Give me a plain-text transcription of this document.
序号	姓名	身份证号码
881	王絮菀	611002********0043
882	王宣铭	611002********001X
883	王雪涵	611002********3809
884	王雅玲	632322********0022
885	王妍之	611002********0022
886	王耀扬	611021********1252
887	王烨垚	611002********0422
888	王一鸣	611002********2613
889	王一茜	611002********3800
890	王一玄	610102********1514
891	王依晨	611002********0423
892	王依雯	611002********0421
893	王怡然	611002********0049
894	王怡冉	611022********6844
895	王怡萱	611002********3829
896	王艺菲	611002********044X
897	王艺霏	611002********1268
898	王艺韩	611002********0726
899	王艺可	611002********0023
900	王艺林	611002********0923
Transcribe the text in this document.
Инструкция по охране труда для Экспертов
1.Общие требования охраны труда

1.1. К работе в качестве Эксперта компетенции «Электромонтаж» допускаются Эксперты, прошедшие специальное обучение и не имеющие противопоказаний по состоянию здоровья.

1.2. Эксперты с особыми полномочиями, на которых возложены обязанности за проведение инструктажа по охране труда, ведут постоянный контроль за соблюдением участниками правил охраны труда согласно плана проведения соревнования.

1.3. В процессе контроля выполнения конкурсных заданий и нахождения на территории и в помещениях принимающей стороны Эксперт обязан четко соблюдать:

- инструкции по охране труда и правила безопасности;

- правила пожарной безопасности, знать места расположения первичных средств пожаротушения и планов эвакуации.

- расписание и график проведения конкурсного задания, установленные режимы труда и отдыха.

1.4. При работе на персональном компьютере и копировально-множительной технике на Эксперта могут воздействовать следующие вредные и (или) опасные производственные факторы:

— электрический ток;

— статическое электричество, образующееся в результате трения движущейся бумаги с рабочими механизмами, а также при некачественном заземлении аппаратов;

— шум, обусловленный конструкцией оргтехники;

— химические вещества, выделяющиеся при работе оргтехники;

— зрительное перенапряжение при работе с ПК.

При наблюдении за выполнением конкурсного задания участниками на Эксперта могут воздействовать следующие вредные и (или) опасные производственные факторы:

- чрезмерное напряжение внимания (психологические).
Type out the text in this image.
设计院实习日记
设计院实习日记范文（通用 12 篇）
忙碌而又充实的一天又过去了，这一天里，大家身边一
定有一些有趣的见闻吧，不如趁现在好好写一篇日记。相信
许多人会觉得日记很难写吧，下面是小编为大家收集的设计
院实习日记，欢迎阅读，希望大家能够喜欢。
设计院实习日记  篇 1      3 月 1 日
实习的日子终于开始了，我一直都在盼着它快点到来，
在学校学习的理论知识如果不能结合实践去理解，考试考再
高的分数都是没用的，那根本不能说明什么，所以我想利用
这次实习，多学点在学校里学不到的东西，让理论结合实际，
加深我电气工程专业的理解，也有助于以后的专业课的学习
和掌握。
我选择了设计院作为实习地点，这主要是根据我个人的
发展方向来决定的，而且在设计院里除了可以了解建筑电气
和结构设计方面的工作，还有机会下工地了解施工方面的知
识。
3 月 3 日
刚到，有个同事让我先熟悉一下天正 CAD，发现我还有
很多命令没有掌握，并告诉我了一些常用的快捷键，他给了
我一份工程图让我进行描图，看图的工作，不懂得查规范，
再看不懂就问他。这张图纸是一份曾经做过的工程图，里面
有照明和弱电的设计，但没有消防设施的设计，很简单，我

» **Aim**
Working from the entries above, return all lines that contain "оргтехники".

» **Output of the exercise**
— шум, обусловленный конструкцией оргтехники;
— химические вещества, выделяющиеся при работе оргтехники;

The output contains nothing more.